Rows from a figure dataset
□ □ □
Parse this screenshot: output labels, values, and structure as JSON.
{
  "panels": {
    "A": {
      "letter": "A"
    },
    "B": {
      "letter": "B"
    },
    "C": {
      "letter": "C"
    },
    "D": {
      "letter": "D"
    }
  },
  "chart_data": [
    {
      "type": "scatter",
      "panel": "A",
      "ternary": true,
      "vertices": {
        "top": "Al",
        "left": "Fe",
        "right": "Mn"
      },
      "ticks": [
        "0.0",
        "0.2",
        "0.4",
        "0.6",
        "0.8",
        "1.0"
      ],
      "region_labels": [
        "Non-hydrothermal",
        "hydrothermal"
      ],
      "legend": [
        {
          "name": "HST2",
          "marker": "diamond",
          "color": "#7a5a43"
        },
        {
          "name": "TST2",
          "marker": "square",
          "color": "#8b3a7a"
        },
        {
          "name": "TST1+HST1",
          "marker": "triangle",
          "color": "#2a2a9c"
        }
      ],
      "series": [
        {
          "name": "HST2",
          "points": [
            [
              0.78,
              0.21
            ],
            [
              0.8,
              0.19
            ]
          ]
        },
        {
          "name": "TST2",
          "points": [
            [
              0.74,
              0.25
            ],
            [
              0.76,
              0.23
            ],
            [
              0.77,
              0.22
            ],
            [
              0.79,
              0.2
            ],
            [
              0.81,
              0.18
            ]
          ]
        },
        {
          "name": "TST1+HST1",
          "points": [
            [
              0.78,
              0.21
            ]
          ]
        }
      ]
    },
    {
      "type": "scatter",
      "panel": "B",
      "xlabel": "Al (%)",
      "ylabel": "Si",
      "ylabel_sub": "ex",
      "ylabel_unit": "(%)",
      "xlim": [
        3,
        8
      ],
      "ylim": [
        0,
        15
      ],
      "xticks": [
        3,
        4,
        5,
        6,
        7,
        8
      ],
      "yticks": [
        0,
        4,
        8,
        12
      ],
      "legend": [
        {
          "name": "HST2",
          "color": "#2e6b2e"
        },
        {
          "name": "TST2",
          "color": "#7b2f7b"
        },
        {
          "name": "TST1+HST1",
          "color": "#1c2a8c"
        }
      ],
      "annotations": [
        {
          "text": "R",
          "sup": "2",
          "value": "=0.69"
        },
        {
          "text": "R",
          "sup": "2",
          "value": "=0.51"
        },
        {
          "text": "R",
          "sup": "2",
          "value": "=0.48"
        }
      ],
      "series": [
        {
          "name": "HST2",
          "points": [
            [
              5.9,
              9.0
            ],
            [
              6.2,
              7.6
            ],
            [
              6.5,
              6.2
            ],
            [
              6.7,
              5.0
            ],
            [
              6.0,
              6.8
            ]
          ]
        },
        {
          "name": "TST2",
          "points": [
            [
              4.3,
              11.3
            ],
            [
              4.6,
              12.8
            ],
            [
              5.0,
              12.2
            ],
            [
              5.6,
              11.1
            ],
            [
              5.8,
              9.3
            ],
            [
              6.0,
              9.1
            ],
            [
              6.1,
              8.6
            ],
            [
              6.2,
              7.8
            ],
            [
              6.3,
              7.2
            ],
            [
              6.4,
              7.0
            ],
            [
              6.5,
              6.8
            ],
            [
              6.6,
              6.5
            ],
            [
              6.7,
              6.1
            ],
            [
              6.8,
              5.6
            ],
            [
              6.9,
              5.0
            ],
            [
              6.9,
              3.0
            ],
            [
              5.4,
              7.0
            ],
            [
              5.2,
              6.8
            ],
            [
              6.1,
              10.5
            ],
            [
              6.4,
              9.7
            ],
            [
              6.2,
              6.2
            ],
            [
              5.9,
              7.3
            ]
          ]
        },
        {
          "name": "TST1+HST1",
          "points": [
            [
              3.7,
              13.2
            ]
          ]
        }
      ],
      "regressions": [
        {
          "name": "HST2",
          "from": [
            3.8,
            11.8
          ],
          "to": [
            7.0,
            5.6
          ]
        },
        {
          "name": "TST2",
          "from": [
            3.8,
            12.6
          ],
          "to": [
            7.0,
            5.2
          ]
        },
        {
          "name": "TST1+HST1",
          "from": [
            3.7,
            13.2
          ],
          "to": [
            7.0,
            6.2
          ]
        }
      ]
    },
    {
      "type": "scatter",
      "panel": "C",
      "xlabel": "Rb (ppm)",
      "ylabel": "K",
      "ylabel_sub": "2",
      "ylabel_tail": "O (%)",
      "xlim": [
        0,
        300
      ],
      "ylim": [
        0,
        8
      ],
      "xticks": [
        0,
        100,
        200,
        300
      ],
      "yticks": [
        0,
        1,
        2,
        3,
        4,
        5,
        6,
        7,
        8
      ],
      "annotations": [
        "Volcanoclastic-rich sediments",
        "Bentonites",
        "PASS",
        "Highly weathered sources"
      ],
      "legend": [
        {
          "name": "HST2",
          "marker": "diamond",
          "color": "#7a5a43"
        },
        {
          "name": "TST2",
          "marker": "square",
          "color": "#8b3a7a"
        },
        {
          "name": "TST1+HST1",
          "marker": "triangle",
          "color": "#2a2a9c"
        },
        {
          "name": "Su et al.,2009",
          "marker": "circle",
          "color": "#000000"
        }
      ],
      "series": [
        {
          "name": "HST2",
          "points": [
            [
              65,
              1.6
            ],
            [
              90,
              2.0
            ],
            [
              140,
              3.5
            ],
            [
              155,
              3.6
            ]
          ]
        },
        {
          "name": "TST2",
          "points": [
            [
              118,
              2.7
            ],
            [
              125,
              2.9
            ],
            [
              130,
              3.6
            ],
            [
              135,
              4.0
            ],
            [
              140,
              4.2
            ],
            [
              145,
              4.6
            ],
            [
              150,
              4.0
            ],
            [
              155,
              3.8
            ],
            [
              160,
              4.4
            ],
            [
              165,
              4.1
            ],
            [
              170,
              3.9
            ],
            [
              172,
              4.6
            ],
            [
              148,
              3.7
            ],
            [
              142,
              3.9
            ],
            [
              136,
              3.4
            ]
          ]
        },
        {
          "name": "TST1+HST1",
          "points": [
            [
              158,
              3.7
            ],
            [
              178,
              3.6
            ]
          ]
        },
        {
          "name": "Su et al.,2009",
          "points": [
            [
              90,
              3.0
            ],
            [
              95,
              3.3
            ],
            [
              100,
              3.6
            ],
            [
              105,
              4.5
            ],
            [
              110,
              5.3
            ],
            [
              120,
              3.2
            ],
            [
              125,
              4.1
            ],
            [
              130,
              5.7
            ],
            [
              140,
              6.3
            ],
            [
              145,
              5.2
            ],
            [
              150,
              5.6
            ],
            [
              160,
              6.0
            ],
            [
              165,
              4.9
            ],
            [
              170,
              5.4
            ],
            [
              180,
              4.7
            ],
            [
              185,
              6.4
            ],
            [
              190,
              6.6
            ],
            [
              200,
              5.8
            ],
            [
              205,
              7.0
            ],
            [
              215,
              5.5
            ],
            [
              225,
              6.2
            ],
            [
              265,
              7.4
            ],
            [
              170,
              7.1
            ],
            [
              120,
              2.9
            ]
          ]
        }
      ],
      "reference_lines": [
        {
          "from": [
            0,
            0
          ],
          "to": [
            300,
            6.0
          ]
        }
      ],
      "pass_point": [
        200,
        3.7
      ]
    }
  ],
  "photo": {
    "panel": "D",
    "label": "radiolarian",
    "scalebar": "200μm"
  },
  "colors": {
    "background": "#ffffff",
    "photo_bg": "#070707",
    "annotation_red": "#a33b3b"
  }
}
□ □ □
REQUIRED TASK:
Copy each record from above without leaving any out.

SOLUTION TO THIS EXERCISE:
Parse this screenshot: output labels, values, and structure as JSON.
{
  "panels": {
    "A": {
      "letter": "A"
    },
    "B": {
      "letter": "B"
    },
    "C": {
      "letter": "C"
    },
    "D": {
      "letter": "D"
    }
  },
  "chart_data": [
    {
      "type": "scatter",
      "panel": "A",
      "ternary": true,
      "vertices": {
        "top": "Al",
        "left": "Fe",
        "right": "Mn"
      },
      "ticks": [
        "0.0",
        "0.2",
        "0.4",
        "0.6",
        "0.8",
        "1.0"
      ],
      "region_labels": [
        "Non-hydrothermal",
        "hydrothermal"
      ],
      "legend": [
        {
          "name": "HST2",
          "marker": "diamond",
          "color": "#7a5a43"
        },
        {
          "name": "TST2",
          "marker": "square",
          "color": "#8b3a7a"
        },
        {
          "name": "TST1+HST1",
          "marker": "triangle",
          "color": "#2a2a9c"
        }
      ],
      "series": [
        {
          "name": "HST2",
          "points": [
            [
              0.78,
              0.21
            ],
            [
              0.8,
              0.19
            ]
          ]
        },
        {
          "name": "TST2",
          "points": [
            [
              0.74,
              0.25
            ],
            [
              0.76,
              0.23
            ],
            [
              0.77,
              0.22
            ],
            [
              0.79,
              0.2
            ],
            [
              0.81,
              0.18
            ]
          ]
        },
        {
          "name": "TST1+HST1",
          "points": [
            [
              0.78,
              0.21
            ]
          ]
        }
      ]
    },
    {
      "type": "scatter",
      "panel": "B",
      "xlabel": "Al (%)",
      "ylabel": "Si",
      "ylabel_sub": "ex",
      "ylabel_unit": "(%)",
      "xlim": [
        3,
        8
      ],
      "ylim": [
        0,
        15
      ],
      "xticks": [
        3,
        4,
        5,
        6,
        7,
        8
      ],
      "yticks": [
        0,
        4,
        8,
        12
      ],
      "legend": [
        {
          "name": "HST2",
          "color": "#2e6b2e"
        },
        {
          "name": "TST2",
          "color": "#7b2f7b"
        },
        {
          "name": "TST1+HST1",
          "color": "#1c2a8c"
        }
      ],
      "annotations": [
        {
          "text": "R",
          "sup": "2",
          "value": "=0.69"
        },
        {
          "text": "R",
          "sup": "2",
          "value": "=0.51"
        },
        {
          "text": "R",
          "sup": "2",
          "value": "=0.48"
        }
      ],
      "series": [
        {
          "name": "HST2",
          "points": [
            [
              5.9,
              9.0
            ],
            [
              6.2,
              7.6
            ],
            [
              6.5,
              6.2
            ],
            [
              6.7,
              5.0
            ],
            [
              6.0,
              6.8
            ]
          ]
        },
        {
          "name": "TST2",
          "points": [
            [
              4.3,
              11.3
            ],
            [
              4.6,
              12.8
            ],
            [
              5.0,
              12.2
            ],
            [
              5.6,
              11.1
            ],
            [
              5.8,
              9.3
            ],
            [
              6.0,
              9.1
            ],
            [
              6.1,
              8.6
            ],
            [
              6.2,
              7.8
            ],
            [
              6.3,
              7.2
            ],
            [
              6.4,
              7.0
            ],
            [
              6.5,
              6.8
            ],
            [
              6.6,
              6.5
            ],
            [
              6.7,
              6.1
            ],
            [
              6.8,
              5.6
            ],
            [
              6.9,
              5.0
            ],
            [
              6.9,
              3.0
            ],
            [
              5.4,
              7.0
            ],
            [
              5.2,
              6.8
            ],
            [
              6.1,
              10.5
            ],
            [
              6.4,
              9.7
            ],
            [
              6.2,
              6.2
            ],
            [
              5.9,
              7.3
            ]
          ]
        },
        {
          "name": "TST1+HST1",
          "points": [
            [
              3.7,
              13.2
            ]
          ]
        }
      ],
      "regressions": [
        {
          "name": "HST2",
          "from": [
            3.8,
            11.8
          ],
          "to": [
            7.0,
            5.6
          ]
        },
        {
          "name": "TST2",
          "from": [
            3.8,
            12.6
          ],
          "to": [
            7.0,
            5.2
          ]
        },
        {
          "name": "TST1+HST1",
          "from": [
            3.7,
            13.2
          ],
          "to": [
            7.0,
            6.2
          ]
        }
      ]
    },
    {
      "type": "scatter",
      "panel": "C",
      "xlabel": "Rb (ppm)",
      "ylabel": "K",
      "ylabel_sub": "2",
      "ylabel_tail": "O (%)",
      "xlim": [
        0,
        300
      ],
      "ylim": [
        0,
        8
      ],
      "xticks": [
        0,
        100,
        200,
        300
      ],
      "yticks": [
        0,
        1,
        2,
        3,
        4,
        5,
        6,
        7,
        8
      ],
      "annotations": [
        "Volcanoclastic-rich sediments",
        "Bentonites",
        "PASS",
        "Highly weathered sources"
      ],
      "legend": [
        {
          "name": "HST2",
          "marker": "diamond",
          "color": "#7a5a43"
        },
        {
          "name": "TST2",
          "marker": "square",
          "color": "#8b3a7a"
        },
        {
          "name": "TST1+HST1",
          "marker": "triangle",
          "color": "#2a2a9c"
        },
        {
          "name": "Su et al.,2009",
          "marker": "circle",
          "color": "#000000"
        }
      ],
      "series": [
        {
          "name": "HST2",
          "points": [
            [
              65,
              1.6
            ],
            [
              90,
              2.0
            ],
            [
              140,
              3.5
            ],
            [
              155,
              3.6
            ]
          ]
        },
        {
          "name": "TST2",
          "points": [
            [
              118,
              2.7
            ],
            [
              125,
              2.9
            ],
            [
              130,
              3.6
            ],
            [
              135,
              4.0
            ],
            [
              140,
              4.2
            ],
            [
              145,
              4.6
            ],
            [
              150,
              4.0
            ],
            [
              155,
              3.8
            ],
            [
              160,
              4.4
            ],
            [
              165,
              4.1
            ],
            [
              170,
              3.9
            ],
            [
              172,
              4.6
            ],
            [
              148,
              3.7
            ],
            [
              142,
              3.9
            ],
            [
              136,
              3.4
            ]
          ]
        },
        {
          "name": "TST1+HST1",
          "points": [
            [
              158,
              3.7
            ],
            [
              178,
              3.6
            ]
          ]
        },
        {
          "name": "Su et al.,2009",
          "points": [
            [
              90,
              3.0
            ],
            [
              95,
              3.3
            ],
            [
              100,
              3.6
            ],
            [
              105,
              4.5
            ],
            [
              110,
              5.3
            ],
            [
              120,
              3.2
            ],
            [
              125,
              4.1
            ],
            [
              130,
              5.7
            ],
            [
              140,
              6.3
            ],
            [
              145,
              5.2
            ],
            [
              150,
              5.6
            ],
            [
              160,
              6.0
            ],
            [
              165,
              4.9
            ],
            [
              170,
              5.4
            ],
            [
              180,
              4.7
            ],
            [
              185,
              6.4
            ],
            [
              190,
              6.6
            ],
            [
              200,
              5.8
            ],
            [
              205,
              7.0
            ],
            [
              215,
              5.5
            ],
            [
              225,
              6.2
            ],
            [
              265,
              7.4
            ],
            [
              170,
              7.1
            ],
            [
              120,
              2.9
            ]
          ]
        }
      ],
      "reference_lines": [
        {
          "from": [
            0,
            0
          ],
          "to": [
            300,
            6.0
          ]
        }
      ],
      "pass_point": [
        200,
        3.7
      ]
    }
  ],
  "photo": {
    "panel": "D",
    "label": "radiolarian",
    "scalebar": "200μm"
  },
  "colors": {
    "background": "#ffffff",
    "photo_bg": "#070707",
    "annotation_red": "#a33b3b"
  }
}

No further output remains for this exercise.